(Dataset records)
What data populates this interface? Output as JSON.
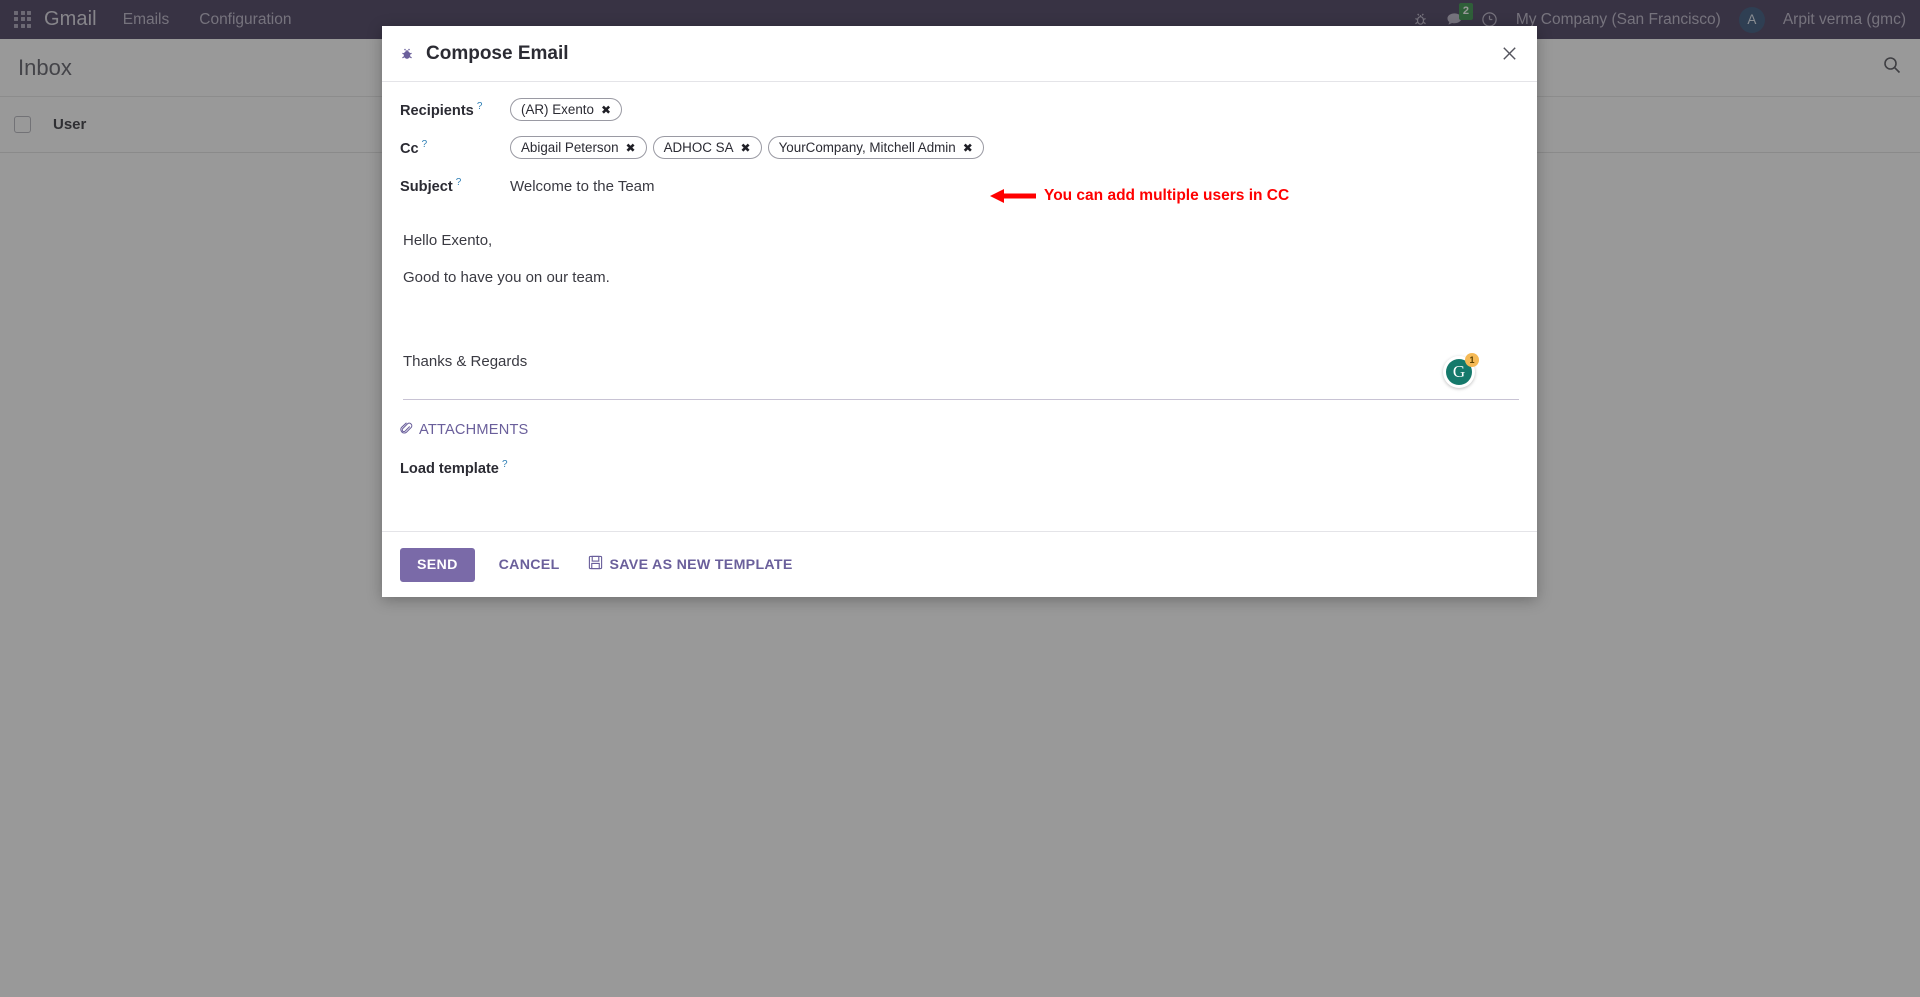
{
  "navbar": {
    "apps_icon": "apps-grid-icon",
    "brand": "Gmail",
    "links": [
      {
        "label": "Emails"
      },
      {
        "label": "Configuration"
      }
    ],
    "bug_icon": "bug-icon",
    "messages_icon": "chat-bubble-icon",
    "messages_count": "2",
    "activity_icon": "clock-icon",
    "company": "My Company (San Francisco)",
    "avatar_initial": "A",
    "user": "Arpit verma (gmc)"
  },
  "control_panel": {
    "breadcrumb": "Inbox",
    "search_icon": "search-icon"
  },
  "list": {
    "columns": [
      {
        "label": "User"
      }
    ]
  },
  "modal": {
    "title": "Compose Email",
    "title_icon": "bug-icon",
    "close_icon": "close-icon",
    "fields": {
      "recipients": {
        "label": "Recipients",
        "help": "?",
        "tags": [
          {
            "label": "(AR) Exento",
            "remove": "✖"
          }
        ]
      },
      "cc": {
        "label": "Cc",
        "help": "?",
        "tags": [
          {
            "label": "Abigail Peterson",
            "remove": "✖"
          },
          {
            "label": "ADHOC SA",
            "remove": "✖"
          },
          {
            "label": "YourCompany, Mitchell Admin",
            "remove": "✖"
          }
        ]
      },
      "subject": {
        "label": "Subject",
        "help": "?",
        "value": "Welcome to the Team"
      },
      "load_template": {
        "label": "Load template",
        "help": "?",
        "value": ""
      }
    },
    "body": {
      "line1": "Hello Exento,",
      "line2": "Good to have you on our team.",
      "line3": "Thanks & Regards"
    },
    "grammarly": {
      "letter": "G",
      "count": "1"
    },
    "attachments": {
      "label": "ATTACHMENTS",
      "icon": "paperclip-icon"
    },
    "footer": {
      "send": "SEND",
      "cancel": "CANCEL",
      "save_template": "SAVE AS NEW TEMPLATE",
      "save_icon": "floppy-disk-icon"
    }
  },
  "annotation": {
    "text": "You can add multiple users in CC",
    "color": "#ff0000",
    "arrow": "left-arrow-icon"
  },
  "colors": {
    "navbar_bg": "#3c3254",
    "accent_purple": "#7a6aa8",
    "link_purple": "#6a5f9b",
    "badge_green": "#2b8a3e",
    "annotation_red": "#ff0000",
    "grammarly_green": "#15796b"
  }
}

### The exercise
The pictures in the entries should be left out; output everything else exactly.

### The response
What data populates this interface? Output as JSON.
{
  "navbar": {
    "apps_icon": "apps-grid-icon",
    "brand": "Gmail",
    "links": [
      {
        "label": "Emails"
      },
      {
        "label": "Configuration"
      }
    ],
    "bug_icon": "bug-icon",
    "messages_icon": "chat-bubble-icon",
    "messages_count": "2",
    "activity_icon": "clock-icon",
    "company": "My Company (San Francisco)",
    "avatar_initial": "A",
    "user": "Arpit verma (gmc)"
  },
  "control_panel": {
    "breadcrumb": "Inbox",
    "search_icon": "search-icon"
  },
  "list": {
    "columns": [
      {
        "label": "User"
      }
    ]
  },
  "modal": {
    "title": "Compose Email",
    "title_icon": "bug-icon",
    "close_icon": "close-icon",
    "fields": {
      "recipients": {
        "label": "Recipients",
        "help": "?",
        "tags": [
          {
            "label": "(AR) Exento",
            "remove": "✖"
          }
        ]
      },
      "cc": {
        "label": "Cc",
        "help": "?",
        "tags": [
          {
            "label": "Abigail Peterson",
            "remove": "✖"
          },
          {
            "label": "ADHOC SA",
            "remove": "✖"
          },
          {
            "label": "YourCompany, Mitchell Admin",
            "remove": "✖"
          }
        ]
      },
      "subject": {
        "label": "Subject",
        "help": "?",
        "value": "Welcome to the Team"
      },
      "load_template": {
        "label": "Load template",
        "help": "?",
        "value": ""
      }
    },
    "body": {
      "line1": "Hello Exento,",
      "line2": "Good to have you on our team.",
      "line3": "Thanks & Regards"
    },
    "grammarly": {
      "letter": "G",
      "count": "1"
    },
    "attachments": {
      "label": "ATTACHMENTS",
      "icon": "paperclip-icon"
    },
    "footer": {
      "send": "SEND",
      "cancel": "CANCEL",
      "save_template": "SAVE AS NEW TEMPLATE",
      "save_icon": "floppy-disk-icon"
    }
  },
  "annotation": {
    "text": "You can add multiple users in CC",
    "color": "#ff0000",
    "arrow": "left-arrow-icon"
  },
  "colors": {
    "navbar_bg": "#3c3254",
    "accent_purple": "#7a6aa8",
    "link_purple": "#6a5f9b",
    "badge_green": "#2b8a3e",
    "annotation_red": "#ff0000",
    "grammarly_green": "#15796b"
  }
}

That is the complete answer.